(Data items)
- Opening Delimiter -

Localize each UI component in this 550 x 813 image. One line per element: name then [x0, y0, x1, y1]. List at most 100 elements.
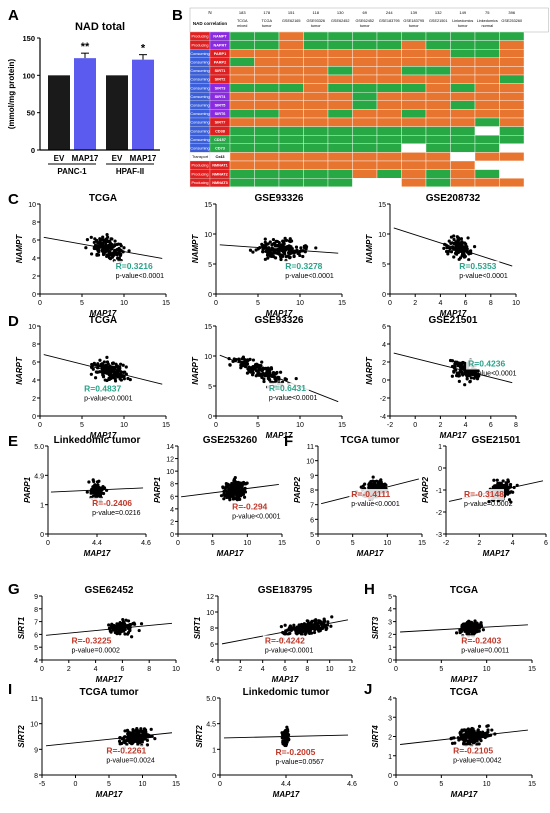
x-axis-label: MAP17	[90, 431, 117, 440]
data-point	[448, 247, 452, 251]
heatmap-cell	[401, 49, 427, 59]
heatmap-cell	[327, 100, 353, 110]
data-points	[278, 615, 334, 642]
heatmap-cell	[278, 83, 304, 93]
heatmap-cell	[499, 31, 525, 41]
row-gene: SIRT5	[215, 104, 226, 108]
column-name: Linkedomics	[477, 19, 498, 23]
data-point	[486, 724, 490, 728]
heatmap-cell	[425, 83, 451, 93]
row-type: Producing	[191, 181, 208, 185]
data-point	[102, 486, 107, 490]
y-tick-label: 5	[208, 384, 212, 391]
heatmap-cell	[450, 134, 476, 144]
heatmap-cell	[229, 177, 255, 187]
row-gene: PARP1	[214, 52, 226, 56]
x-tick-label: 15	[162, 300, 170, 307]
y-tick-label: 11	[31, 696, 38, 703]
heatmap-cell	[327, 177, 353, 187]
data-point	[505, 483, 509, 487]
heatmap-cell	[303, 143, 329, 153]
row-gene: SIRT3	[215, 86, 226, 90]
heatmap-cell	[352, 66, 378, 76]
data-point	[463, 383, 467, 387]
x-tick-label: 4	[511, 540, 515, 547]
data-point	[113, 365, 118, 369]
y-tick-label: -4	[380, 414, 386, 421]
data-point	[242, 495, 247, 499]
x-axis-label: MAP17	[217, 549, 244, 558]
y-tick-label: 4.9	[34, 473, 44, 480]
heatmap-cell	[254, 177, 280, 187]
x-tick-label: -2	[387, 422, 393, 429]
scatter-e-linkedomic: Linkedomic tumor 0 1 4.9 5.0 0 4.4 4.6 MAP17 PARP…	[23, 435, 151, 558]
data-point	[244, 482, 248, 486]
stat-bg	[266, 382, 309, 394]
data-point	[113, 239, 117, 243]
heatmap-cell	[327, 143, 353, 153]
data-point	[276, 251, 280, 255]
y-tick-label: -1	[436, 488, 442, 495]
heatmap-cell	[425, 100, 451, 110]
regression-line	[400, 729, 528, 745]
data-point	[107, 373, 111, 377]
data-point	[299, 625, 304, 629]
heatmap-cell	[229, 83, 255, 93]
data-point	[463, 245, 467, 249]
data-point	[101, 235, 105, 239]
row-type: Consuming	[190, 129, 209, 133]
x-axis-label: MAP17	[483, 549, 510, 558]
heatmap-cell	[474, 177, 500, 187]
column-name: Linkedomics	[452, 19, 473, 23]
heatmap-cell	[499, 134, 525, 144]
regression-line	[43, 354, 163, 385]
data-point	[464, 629, 468, 633]
data-point	[467, 630, 471, 634]
y-tick-label: 10	[378, 232, 386, 239]
data-point	[458, 630, 462, 635]
row-gene: SIRT4	[215, 95, 227, 99]
heatmap-cell	[352, 177, 378, 187]
heatmap-cell	[254, 83, 280, 93]
data-point	[237, 493, 241, 497]
heatmap-cell	[376, 40, 402, 50]
heatmap-cell	[474, 160, 500, 170]
data-point	[450, 359, 455, 363]
data-point	[283, 377, 287, 381]
data-point	[509, 500, 513, 504]
scatter-d-tcga: TCGA 0 2 4 6 8 10 0 5 10 15 MAP17 NARPT R=0.4837 p-val…	[15, 315, 170, 440]
data-point	[153, 736, 157, 741]
heatmap-cell	[229, 109, 255, 119]
p-value: p-value<0.0001	[265, 647, 314, 654]
heatmap-cell	[401, 57, 427, 67]
y-tick-label: -2	[436, 510, 442, 517]
x-tick-label: 0	[214, 300, 218, 307]
data-point	[460, 240, 464, 244]
x-tick-label: 5	[439, 781, 443, 788]
data-point	[92, 491, 96, 495]
data-point	[478, 624, 482, 628]
x-tick-label: 0	[218, 781, 222, 788]
y-axis-label: SIRT1	[17, 616, 26, 639]
y-axis-label: SIRT3	[371, 616, 380, 639]
data-point	[102, 248, 107, 252]
y-tick-label: 4	[382, 342, 386, 349]
data-point	[109, 624, 113, 628]
heatmap-cell	[499, 143, 525, 153]
data-point	[241, 355, 245, 359]
data-point	[309, 620, 314, 624]
row-gene: SIRT1	[215, 69, 226, 73]
panel-letter-d: D	[8, 313, 19, 330]
heatmap-cell	[352, 40, 378, 50]
data-point	[115, 622, 119, 626]
data-point	[137, 628, 141, 633]
data-point	[317, 627, 321, 631]
data-point	[119, 252, 123, 256]
data-point	[109, 376, 113, 380]
heatmap-cell	[254, 66, 280, 76]
data-point	[454, 248, 458, 252]
stat-bg	[451, 745, 494, 757]
data-point	[363, 482, 367, 486]
data-point	[508, 490, 513, 494]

- Closing Delimiter -

What to work on ::
Pictures are to be dropped; every line of the records is to be returned unchanged.

Solution below ::
Localize each UI component in this 550 x 813 image. One line per element: name then [x0, y0, x1, y1]. List at most 100 elements.
x-axis-label: MAP17	[90, 431, 117, 440]
data-point	[448, 247, 452, 251]
heatmap-cell	[401, 49, 427, 59]
heatmap-cell	[327, 100, 353, 110]
data-points	[278, 615, 334, 642]
heatmap-cell	[278, 83, 304, 93]
heatmap-cell	[499, 31, 525, 41]
row-gene: SIRT5	[215, 104, 226, 108]
column-name: Linkedomics	[477, 19, 498, 23]
data-point	[486, 724, 490, 728]
heatmap-cell	[425, 83, 451, 93]
row-type: Producing	[191, 181, 208, 185]
data-point	[102, 486, 107, 490]
y-tick-label: 5	[208, 384, 212, 391]
heatmap-cell	[450, 134, 476, 144]
heatmap-cell	[229, 177, 255, 187]
row-gene: PARP1	[214, 52, 226, 56]
x-tick-label: 15	[162, 300, 170, 307]
y-tick-label: 11	[31, 696, 38, 703]
heatmap-cell	[327, 177, 353, 187]
data-point	[505, 483, 509, 487]
heatmap-cell	[303, 143, 329, 153]
row-gene: SIRT3	[215, 86, 226, 90]
heatmap-cell	[352, 66, 378, 76]
data-point	[463, 383, 467, 387]
x-tick-label: 4	[511, 540, 515, 547]
data-point	[113, 365, 118, 369]
y-tick-label: -4	[380, 414, 386, 421]
data-point	[242, 495, 247, 499]
x-axis-label: MAP17	[217, 549, 244, 558]
y-tick-label: 4.9	[34, 473, 44, 480]
heatmap-cell	[254, 177, 280, 187]
x-tick-label: -2	[387, 422, 393, 429]
scatter-e-linkedomic: Linkedomic tumor 0 1 4.9 5.0 0 4.4 4.6 MAP17 PARP…	[23, 435, 151, 558]
data-point	[244, 482, 248, 486]
stat-bg	[266, 382, 309, 394]
data-point	[113, 239, 117, 243]
heatmap-cell	[327, 143, 353, 153]
data-point	[276, 251, 280, 255]
y-tick-label: -1	[436, 488, 442, 495]
heatmap-cell	[425, 100, 451, 110]
regression-line	[400, 729, 528, 745]
data-point	[107, 373, 111, 377]
data-point	[299, 625, 304, 629]
heatmap-cell	[229, 83, 255, 93]
data-point	[463, 245, 467, 249]
data-point	[101, 235, 105, 239]
row-type: Consuming	[190, 129, 209, 133]
x-axis-label: MAP17	[483, 549, 510, 558]
heatmap-cell	[474, 177, 500, 187]
column-name: Linkedomics	[452, 19, 473, 23]
heatmap-cell	[499, 134, 525, 144]
regression-line	[43, 354, 163, 385]
data-point	[464, 629, 468, 633]
data-point	[467, 630, 471, 634]
y-tick-label: 10	[378, 232, 386, 239]
data-point	[458, 630, 462, 635]
row-gene: SIRT4	[215, 95, 227, 99]
heatmap-cell	[352, 177, 378, 187]
heatmap-cell	[254, 83, 280, 93]
data-point	[237, 493, 241, 497]
heatmap-cell	[376, 40, 402, 50]
heatmap-cell	[474, 160, 500, 170]
data-point	[450, 359, 455, 363]
data-point	[283, 377, 287, 381]
data-point	[509, 500, 513, 504]
scatter-d-tcga: TCGA 0 2 4 6 8 10 0 5 10 15 MAP17 NARPT R=0.4837 p-val…	[15, 315, 170, 440]
data-point	[153, 736, 157, 741]
heatmap-cell	[229, 109, 255, 119]
p-value: p-value<0.0001	[265, 647, 314, 654]
heatmap-cell	[401, 57, 427, 67]
y-tick-label: -2	[436, 510, 442, 517]
x-tick-label: 0	[214, 300, 218, 307]
data-point	[460, 240, 464, 244]
x-tick-label: 5	[439, 781, 443, 788]
data-point	[92, 491, 96, 495]
data-point	[478, 624, 482, 628]
x-tick-label: 0	[218, 781, 222, 788]
y-axis-label: SIRT1	[17, 616, 26, 639]
y-axis-label: SIRT3	[371, 616, 380, 639]
data-point	[102, 248, 107, 252]
y-tick-label: 4	[382, 342, 386, 349]
data-point	[109, 624, 113, 628]
heatmap-cell	[499, 143, 525, 153]
data-point	[241, 355, 245, 359]
data-point	[309, 620, 314, 624]
row-gene: SIRT1	[215, 69, 226, 73]
panel-letter-d: D	[8, 313, 19, 330]
heatmap-cell	[352, 40, 378, 50]
data-point	[115, 622, 119, 626]
data-point	[137, 628, 141, 633]
data-point	[317, 627, 321, 631]
data-point	[119, 252, 123, 256]
data-point	[109, 376, 113, 380]
heatmap-cell	[254, 66, 280, 76]
data-point	[454, 248, 458, 252]
stat-bg	[451, 745, 494, 757]
data-point	[363, 482, 367, 486]
data-point	[508, 490, 513, 494]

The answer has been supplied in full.